◆ **Description of the task**: Copy out each line of the listing that has the word "Ginger" in it.

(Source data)
####################
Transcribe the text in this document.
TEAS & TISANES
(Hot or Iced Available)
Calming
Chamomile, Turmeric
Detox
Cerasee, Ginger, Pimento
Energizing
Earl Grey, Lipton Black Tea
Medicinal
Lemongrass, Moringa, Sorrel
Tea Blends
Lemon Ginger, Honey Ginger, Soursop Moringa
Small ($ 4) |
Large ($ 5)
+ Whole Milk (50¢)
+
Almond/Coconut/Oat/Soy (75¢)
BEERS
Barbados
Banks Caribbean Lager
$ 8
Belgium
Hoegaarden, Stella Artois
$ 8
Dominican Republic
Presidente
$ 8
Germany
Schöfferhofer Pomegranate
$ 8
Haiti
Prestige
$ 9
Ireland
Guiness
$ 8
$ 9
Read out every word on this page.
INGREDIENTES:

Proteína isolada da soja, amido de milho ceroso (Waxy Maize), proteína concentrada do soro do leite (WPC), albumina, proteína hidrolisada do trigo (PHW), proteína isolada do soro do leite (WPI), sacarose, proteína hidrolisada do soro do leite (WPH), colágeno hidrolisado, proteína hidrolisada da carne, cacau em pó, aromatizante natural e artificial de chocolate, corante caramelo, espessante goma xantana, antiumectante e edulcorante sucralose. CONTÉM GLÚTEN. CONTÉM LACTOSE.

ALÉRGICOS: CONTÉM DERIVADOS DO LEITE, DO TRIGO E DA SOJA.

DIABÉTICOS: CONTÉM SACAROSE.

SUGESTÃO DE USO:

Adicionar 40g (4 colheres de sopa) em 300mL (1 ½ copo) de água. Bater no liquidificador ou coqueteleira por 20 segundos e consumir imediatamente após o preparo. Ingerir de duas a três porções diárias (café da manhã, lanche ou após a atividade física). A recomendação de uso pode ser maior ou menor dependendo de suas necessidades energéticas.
####################
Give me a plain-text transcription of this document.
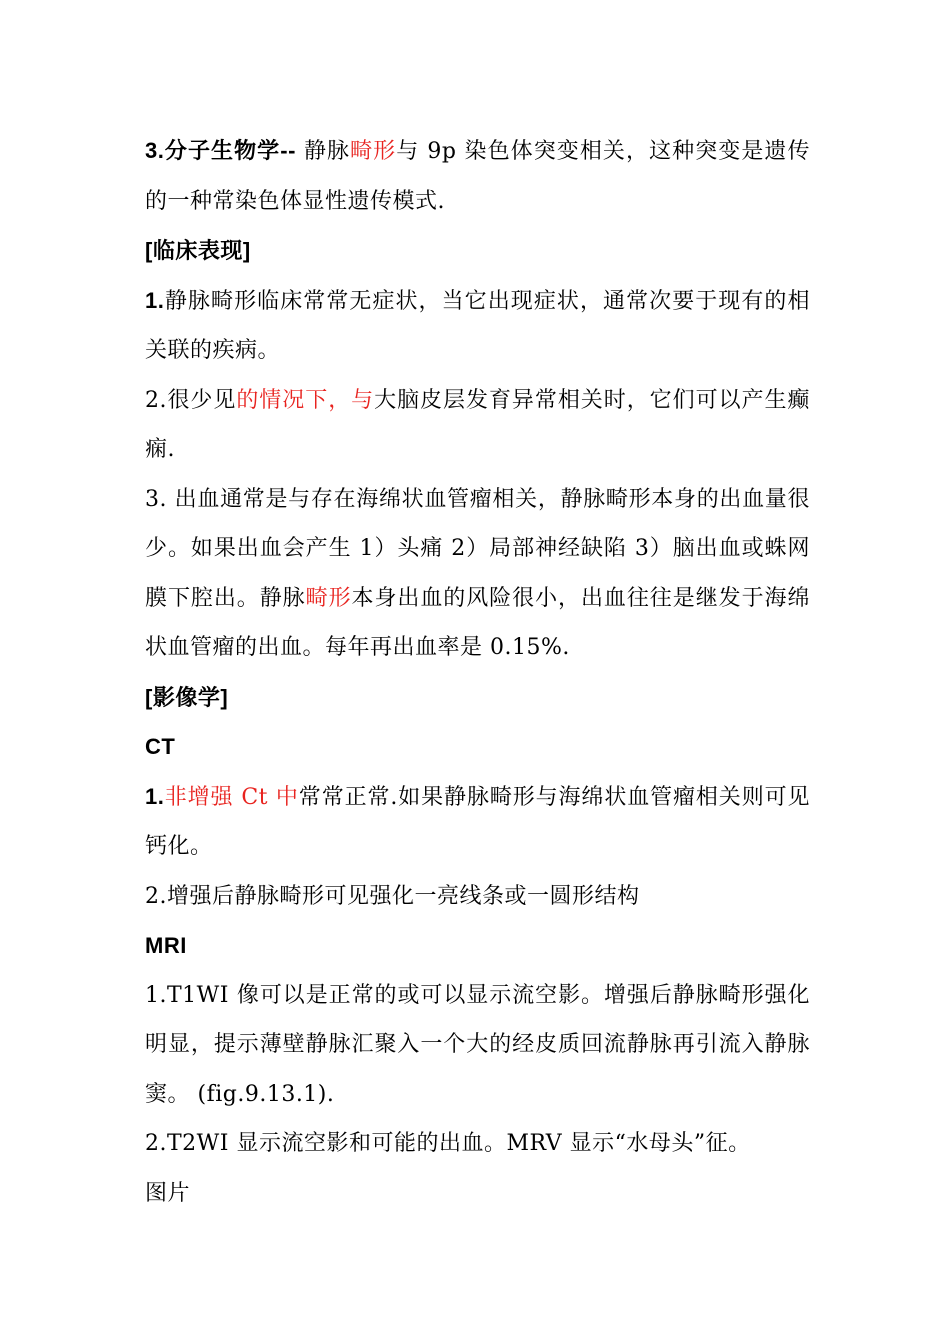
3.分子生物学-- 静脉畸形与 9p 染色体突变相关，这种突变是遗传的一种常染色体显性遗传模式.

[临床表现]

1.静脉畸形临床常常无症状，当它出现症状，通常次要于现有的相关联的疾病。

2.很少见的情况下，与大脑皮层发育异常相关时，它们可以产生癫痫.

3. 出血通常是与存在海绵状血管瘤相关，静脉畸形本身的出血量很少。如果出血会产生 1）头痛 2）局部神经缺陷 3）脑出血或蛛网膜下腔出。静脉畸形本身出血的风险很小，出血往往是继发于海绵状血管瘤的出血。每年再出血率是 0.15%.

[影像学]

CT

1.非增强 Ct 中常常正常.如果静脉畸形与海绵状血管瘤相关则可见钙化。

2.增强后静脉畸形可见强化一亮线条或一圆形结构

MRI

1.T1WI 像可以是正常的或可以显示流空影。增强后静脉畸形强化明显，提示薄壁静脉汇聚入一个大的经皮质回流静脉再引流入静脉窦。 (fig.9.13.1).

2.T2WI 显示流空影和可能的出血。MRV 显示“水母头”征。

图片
####################
◆ **Response**:
Cerasee, Ginger, Pimento
Lemon Ginger, Honey Ginger, Soursop Moringa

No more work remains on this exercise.